(Extracts from a graphics dataset)
┏━━

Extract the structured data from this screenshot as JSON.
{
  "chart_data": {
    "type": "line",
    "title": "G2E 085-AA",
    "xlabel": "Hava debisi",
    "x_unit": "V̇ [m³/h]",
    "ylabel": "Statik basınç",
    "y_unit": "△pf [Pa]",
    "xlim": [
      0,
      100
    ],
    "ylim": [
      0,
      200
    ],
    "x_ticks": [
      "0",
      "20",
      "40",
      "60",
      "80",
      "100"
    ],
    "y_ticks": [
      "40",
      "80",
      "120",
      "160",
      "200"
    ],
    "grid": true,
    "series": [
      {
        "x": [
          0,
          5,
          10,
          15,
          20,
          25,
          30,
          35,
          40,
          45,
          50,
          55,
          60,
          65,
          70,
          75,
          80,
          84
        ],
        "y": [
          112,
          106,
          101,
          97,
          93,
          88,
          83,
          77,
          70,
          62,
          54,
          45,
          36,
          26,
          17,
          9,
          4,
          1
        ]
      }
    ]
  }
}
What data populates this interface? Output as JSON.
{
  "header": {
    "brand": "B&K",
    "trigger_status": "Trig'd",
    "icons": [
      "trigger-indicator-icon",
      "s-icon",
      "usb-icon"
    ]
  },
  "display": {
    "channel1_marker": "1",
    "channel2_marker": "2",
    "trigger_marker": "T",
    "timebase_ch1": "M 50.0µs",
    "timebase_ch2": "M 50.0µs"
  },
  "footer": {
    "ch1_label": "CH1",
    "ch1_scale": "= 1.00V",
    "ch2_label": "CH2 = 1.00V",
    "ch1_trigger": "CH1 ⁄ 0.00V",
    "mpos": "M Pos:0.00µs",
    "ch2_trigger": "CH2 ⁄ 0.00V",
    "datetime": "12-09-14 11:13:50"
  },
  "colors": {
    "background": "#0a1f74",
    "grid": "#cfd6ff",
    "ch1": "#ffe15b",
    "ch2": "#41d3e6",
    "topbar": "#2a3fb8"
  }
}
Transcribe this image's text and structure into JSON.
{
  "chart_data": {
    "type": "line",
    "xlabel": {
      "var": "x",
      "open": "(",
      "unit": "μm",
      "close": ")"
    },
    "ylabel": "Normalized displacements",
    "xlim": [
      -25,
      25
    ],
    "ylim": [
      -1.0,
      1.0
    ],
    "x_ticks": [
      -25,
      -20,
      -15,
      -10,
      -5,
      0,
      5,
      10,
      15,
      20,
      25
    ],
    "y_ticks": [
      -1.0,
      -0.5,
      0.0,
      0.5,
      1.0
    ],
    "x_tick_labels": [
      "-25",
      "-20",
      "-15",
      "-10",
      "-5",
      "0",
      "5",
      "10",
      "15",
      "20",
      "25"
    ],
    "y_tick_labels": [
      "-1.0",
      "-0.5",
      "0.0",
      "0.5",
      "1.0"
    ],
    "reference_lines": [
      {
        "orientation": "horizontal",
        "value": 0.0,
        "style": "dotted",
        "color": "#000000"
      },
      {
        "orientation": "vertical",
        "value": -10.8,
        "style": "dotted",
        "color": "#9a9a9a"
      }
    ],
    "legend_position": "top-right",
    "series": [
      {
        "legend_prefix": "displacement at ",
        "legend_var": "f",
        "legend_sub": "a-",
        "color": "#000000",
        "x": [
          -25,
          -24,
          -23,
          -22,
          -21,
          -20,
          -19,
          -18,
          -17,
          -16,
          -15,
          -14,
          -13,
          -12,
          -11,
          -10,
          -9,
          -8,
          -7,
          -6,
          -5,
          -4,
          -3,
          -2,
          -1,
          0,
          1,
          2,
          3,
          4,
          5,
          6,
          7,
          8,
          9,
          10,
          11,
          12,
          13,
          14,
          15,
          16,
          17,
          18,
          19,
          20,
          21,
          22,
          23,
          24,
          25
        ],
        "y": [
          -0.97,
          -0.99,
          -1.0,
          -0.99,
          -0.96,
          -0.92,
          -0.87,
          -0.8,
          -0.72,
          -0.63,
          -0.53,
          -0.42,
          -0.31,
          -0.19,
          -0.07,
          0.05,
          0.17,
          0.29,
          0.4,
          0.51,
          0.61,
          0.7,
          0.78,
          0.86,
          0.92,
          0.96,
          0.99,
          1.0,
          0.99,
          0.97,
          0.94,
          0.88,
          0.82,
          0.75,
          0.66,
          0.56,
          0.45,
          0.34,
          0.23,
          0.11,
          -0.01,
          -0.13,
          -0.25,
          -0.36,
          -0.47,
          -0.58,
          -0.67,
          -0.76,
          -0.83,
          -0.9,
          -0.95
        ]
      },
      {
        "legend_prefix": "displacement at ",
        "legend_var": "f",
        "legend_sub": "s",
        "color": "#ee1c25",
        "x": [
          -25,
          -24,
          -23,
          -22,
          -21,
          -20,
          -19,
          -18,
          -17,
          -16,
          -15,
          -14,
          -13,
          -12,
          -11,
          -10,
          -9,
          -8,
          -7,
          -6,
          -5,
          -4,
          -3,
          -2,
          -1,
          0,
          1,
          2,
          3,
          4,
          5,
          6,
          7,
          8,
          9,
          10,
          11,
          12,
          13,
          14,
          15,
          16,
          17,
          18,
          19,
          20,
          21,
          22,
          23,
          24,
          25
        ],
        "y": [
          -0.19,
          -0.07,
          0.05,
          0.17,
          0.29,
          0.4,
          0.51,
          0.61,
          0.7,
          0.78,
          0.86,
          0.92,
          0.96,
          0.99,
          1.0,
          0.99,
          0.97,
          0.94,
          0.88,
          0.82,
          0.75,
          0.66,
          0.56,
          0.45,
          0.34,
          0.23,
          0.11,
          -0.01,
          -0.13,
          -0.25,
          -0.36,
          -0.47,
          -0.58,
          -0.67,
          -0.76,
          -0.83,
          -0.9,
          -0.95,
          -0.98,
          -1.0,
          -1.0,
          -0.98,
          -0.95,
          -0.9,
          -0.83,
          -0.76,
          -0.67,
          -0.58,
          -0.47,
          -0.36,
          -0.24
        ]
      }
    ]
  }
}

┗━━

Everything in the listing above should be restated exactly.

Extract the structured data from this screenshot as JSON.
{
  "chart_data": {
    "type": "line",
    "title": "G2E 085-AA",
    "xlabel": "Hava debisi",
    "x_unit": "V̇ [m³/h]",
    "ylabel": "Statik basınç",
    "y_unit": "△pf [Pa]",
    "xlim": [
      0,
      100
    ],
    "ylim": [
      0,
      200
    ],
    "x_ticks": [
      "0",
      "20",
      "40",
      "60",
      "80",
      "100"
    ],
    "y_ticks": [
      "40",
      "80",
      "120",
      "160",
      "200"
    ],
    "grid": true,
    "series": [
      {
        "x": [
          0,
          5,
          10,
          15,
          20,
          25,
          30,
          35,
          40,
          45,
          50,
          55,
          60,
          65,
          70,
          75,
          80,
          84
        ],
        "y": [
          112,
          106,
          101,
          97,
          93,
          88,
          83,
          77,
          70,
          62,
          54,
          45,
          36,
          26,
          17,
          9,
          4,
          1
        ]
      }
    ]
  }
}
What data populates this interface? Output as JSON.
{
  "header": {
    "brand": "B&K",
    "trigger_status": "Trig'd",
    "icons": [
      "trigger-indicator-icon",
      "s-icon",
      "usb-icon"
    ]
  },
  "display": {
    "channel1_marker": "1",
    "channel2_marker": "2",
    "trigger_marker": "T",
    "timebase_ch1": "M 50.0µs",
    "timebase_ch2": "M 50.0µs"
  },
  "footer": {
    "ch1_label": "CH1",
    "ch1_scale": "= 1.00V",
    "ch2_label": "CH2 = 1.00V",
    "ch1_trigger": "CH1 ⁄ 0.00V",
    "mpos": "M Pos:0.00µs",
    "ch2_trigger": "CH2 ⁄ 0.00V",
    "datetime": "12-09-14 11:13:50"
  },
  "colors": {
    "background": "#0a1f74",
    "grid": "#cfd6ff",
    "ch1": "#ffe15b",
    "ch2": "#41d3e6",
    "topbar": "#2a3fb8"
  }
}
Transcribe this image's text and structure into JSON.
{
  "chart_data": {
    "type": "line",
    "xlabel": {
      "var": "x",
      "open": "(",
      "unit": "μm",
      "close": ")"
    },
    "ylabel": "Normalized displacements",
    "xlim": [
      -25,
      25
    ],
    "ylim": [
      -1.0,
      1.0
    ],
    "x_ticks": [
      -25,
      -20,
      -15,
      -10,
      -5,
      0,
      5,
      10,
      15,
      20,
      25
    ],
    "y_ticks": [
      -1.0,
      -0.5,
      0.0,
      0.5,
      1.0
    ],
    "x_tick_labels": [
      "-25",
      "-20",
      "-15",
      "-10",
      "-5",
      "0",
      "5",
      "10",
      "15",
      "20",
      "25"
    ],
    "y_tick_labels": [
      "-1.0",
      "-0.5",
      "0.0",
      "0.5",
      "1.0"
    ],
    "reference_lines": [
      {
        "orientation": "horizontal",
        "value": 0.0,
        "style": "dotted",
        "color": "#000000"
      },
      {
        "orientation": "vertical",
        "value": -10.8,
        "style": "dotted",
        "color": "#9a9a9a"
      }
    ],
    "legend_position": "top-right",
    "series": [
      {
        "legend_prefix": "displacement at ",
        "legend_var": "f",
        "legend_sub": "a-",
        "color": "#000000",
        "x": [
          -25,
          -24,
          -23,
          -22,
          -21,
          -20,
          -19,
          -18,
          -17,
          -16,
          -15,
          -14,
          -13,
          -12,
          -11,
          -10,
          -9,
          -8,
          -7,
          -6,
          -5,
          -4,
          -3,
          -2,
          -1,
          0,
          1,
          2,
          3,
          4,
          5,
          6,
          7,
          8,
          9,
          10,
          11,
          12,
          13,
          14,
          15,
          16,
          17,
          18,
          19,
          20,
          21,
          22,
          23,
          24,
          25
        ],
        "y": [
          -0.97,
          -0.99,
          -1.0,
          -0.99,
          -0.96,
          -0.92,
          -0.87,
          -0.8,
          -0.72,
          -0.63,
          -0.53,
          -0.42,
          -0.31,
          -0.19,
          -0.07,
          0.05,
          0.17,
          0.29,
          0.4,
          0.51,
          0.61,
          0.7,
          0.78,
          0.86,
          0.92,
          0.96,
          0.99,
          1.0,
          0.99,
          0.97,
          0.94,
          0.88,
          0.82,
          0.75,
          0.66,
          0.56,
          0.45,
          0.34,
          0.23,
          0.11,
          -0.01,
          -0.13,
          -0.25,
          -0.36,
          -0.47,
          -0.58,
          -0.67,
          -0.76,
          -0.83,
          -0.9,
          -0.95
        ]
      },
      {
        "legend_prefix": "displacement at ",
        "legend_var": "f",
        "legend_sub": "s",
        "color": "#ee1c25",
        "x": [
          -25,
          -24,
          -23,
          -22,
          -21,
          -20,
          -19,
          -18,
          -17,
          -16,
          -15,
          -14,
          -13,
          -12,
          -11,
          -10,
          -9,
          -8,
          -7,
          -6,
          -5,
          -4,
          -3,
          -2,
          -1,
          0,
          1,
          2,
          3,
          4,
          5,
          6,
          7,
          8,
          9,
          10,
          11,
          12,
          13,
          14,
          15,
          16,
          17,
          18,
          19,
          20,
          21,
          22,
          23,
          24,
          25
        ],
        "y": [
          -0.19,
          -0.07,
          0.05,
          0.17,
          0.29,
          0.4,
          0.51,
          0.61,
          0.7,
          0.78,
          0.86,
          0.92,
          0.96,
          0.99,
          1.0,
          0.99,
          0.97,
          0.94,
          0.88,
          0.82,
          0.75,
          0.66,
          0.56,
          0.45,
          0.34,
          0.23,
          0.11,
          -0.01,
          -0.13,
          -0.25,
          -0.36,
          -0.47,
          -0.58,
          -0.67,
          -0.76,
          -0.83,
          -0.9,
          -0.95,
          -0.98,
          -1.0,
          -1.0,
          -0.98,
          -0.95,
          -0.9,
          -0.83,
          -0.76,
          -0.67,
          -0.58,
          -0.47,
          -0.36,
          -0.24
        ]
      }
    ]
  }
}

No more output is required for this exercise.